### SET EXERCISE
Lift out all lines below that contain "tout".

>>

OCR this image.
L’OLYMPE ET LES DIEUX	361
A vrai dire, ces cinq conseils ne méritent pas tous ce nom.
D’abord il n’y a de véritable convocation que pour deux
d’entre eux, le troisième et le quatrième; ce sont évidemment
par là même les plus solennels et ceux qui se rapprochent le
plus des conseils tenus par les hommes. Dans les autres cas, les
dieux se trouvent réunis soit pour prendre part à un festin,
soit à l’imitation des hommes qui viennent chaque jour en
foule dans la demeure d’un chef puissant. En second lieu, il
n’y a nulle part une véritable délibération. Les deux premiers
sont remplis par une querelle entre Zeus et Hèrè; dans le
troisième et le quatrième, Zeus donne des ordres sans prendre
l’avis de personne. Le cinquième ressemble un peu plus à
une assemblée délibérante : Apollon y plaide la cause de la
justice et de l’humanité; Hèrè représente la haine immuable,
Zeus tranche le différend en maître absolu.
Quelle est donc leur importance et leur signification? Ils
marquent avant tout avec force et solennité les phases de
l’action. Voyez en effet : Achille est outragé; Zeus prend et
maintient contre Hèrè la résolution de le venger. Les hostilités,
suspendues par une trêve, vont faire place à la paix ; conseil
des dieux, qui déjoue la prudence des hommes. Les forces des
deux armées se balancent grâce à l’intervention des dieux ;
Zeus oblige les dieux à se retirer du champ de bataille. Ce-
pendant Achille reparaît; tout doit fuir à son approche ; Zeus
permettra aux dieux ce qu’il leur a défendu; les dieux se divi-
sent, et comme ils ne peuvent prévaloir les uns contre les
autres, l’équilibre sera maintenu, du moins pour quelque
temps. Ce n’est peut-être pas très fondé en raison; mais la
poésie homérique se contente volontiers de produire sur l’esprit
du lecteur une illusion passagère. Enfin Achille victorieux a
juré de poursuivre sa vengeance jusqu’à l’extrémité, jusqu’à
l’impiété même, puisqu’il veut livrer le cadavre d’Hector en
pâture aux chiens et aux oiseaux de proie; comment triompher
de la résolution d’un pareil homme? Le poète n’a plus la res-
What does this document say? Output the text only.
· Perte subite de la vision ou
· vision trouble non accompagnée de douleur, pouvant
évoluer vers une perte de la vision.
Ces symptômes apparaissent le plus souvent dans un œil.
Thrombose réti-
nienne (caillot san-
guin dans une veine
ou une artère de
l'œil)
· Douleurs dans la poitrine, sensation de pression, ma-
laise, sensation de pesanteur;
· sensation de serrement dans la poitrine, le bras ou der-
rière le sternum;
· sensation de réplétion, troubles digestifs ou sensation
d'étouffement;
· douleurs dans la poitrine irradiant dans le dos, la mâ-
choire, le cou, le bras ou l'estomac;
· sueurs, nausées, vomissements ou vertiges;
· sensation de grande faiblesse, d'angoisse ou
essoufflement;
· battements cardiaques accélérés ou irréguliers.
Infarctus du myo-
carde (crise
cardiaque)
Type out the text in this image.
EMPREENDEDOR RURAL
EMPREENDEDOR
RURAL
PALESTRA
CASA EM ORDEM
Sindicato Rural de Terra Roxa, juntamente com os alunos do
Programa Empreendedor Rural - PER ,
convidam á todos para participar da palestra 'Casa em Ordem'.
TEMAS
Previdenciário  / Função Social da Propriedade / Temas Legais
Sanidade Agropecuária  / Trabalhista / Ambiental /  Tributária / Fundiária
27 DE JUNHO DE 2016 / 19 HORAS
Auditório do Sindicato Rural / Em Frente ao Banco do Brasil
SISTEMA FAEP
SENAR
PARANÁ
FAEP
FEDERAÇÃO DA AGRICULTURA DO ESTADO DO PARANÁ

<<

### RESPONSE TO THIS EXERCISE
marquent avant tout avec force et solennité les phases de
pendant Achille reparaît; tout doit fuir à son approche ; Zeus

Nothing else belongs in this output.